Collection entries –
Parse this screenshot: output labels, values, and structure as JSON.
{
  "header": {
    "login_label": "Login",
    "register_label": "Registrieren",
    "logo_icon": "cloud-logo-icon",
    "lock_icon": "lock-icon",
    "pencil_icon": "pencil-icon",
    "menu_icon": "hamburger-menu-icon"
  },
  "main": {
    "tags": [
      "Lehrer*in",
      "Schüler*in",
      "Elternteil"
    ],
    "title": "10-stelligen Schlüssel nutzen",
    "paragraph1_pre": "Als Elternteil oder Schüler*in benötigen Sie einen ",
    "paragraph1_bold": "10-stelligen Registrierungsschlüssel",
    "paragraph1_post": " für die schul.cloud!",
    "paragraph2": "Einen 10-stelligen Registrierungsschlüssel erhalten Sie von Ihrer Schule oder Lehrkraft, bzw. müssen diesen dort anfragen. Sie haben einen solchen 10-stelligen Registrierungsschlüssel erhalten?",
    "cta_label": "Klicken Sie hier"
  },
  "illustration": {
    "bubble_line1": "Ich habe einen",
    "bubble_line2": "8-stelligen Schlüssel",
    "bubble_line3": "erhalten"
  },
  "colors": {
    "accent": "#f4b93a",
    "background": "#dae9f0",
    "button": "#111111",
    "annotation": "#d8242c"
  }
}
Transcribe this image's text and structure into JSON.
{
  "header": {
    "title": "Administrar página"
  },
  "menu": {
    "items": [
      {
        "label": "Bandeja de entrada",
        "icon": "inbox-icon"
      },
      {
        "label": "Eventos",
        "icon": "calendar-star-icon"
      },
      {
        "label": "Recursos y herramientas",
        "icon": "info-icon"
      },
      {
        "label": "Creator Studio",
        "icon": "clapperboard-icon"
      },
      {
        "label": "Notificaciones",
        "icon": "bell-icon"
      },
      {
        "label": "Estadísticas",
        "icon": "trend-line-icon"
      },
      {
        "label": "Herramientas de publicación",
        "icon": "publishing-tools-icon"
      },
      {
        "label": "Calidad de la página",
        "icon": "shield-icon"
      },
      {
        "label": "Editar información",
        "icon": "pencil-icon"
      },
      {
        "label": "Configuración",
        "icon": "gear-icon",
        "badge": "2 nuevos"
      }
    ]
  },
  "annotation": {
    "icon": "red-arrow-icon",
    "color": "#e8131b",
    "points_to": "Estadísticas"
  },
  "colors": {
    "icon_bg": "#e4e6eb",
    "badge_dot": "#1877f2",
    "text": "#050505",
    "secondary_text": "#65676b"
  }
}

The problem – Copy all the lines above that hold the string "Registrierungsschlüssel".

Complete answer –
    "paragraph1_bold": "10-stelligen Registrierungsschlüssel",
    "paragraph2": "Einen 10-stelligen Registrierungsschlüssel erhalten Sie von Ihrer Schule oder Lehrkraft, bzw. müssen diesen dort anfragen. Sie haben einen solchen 10-stelligen Registrierungsschlüssel erhalten?",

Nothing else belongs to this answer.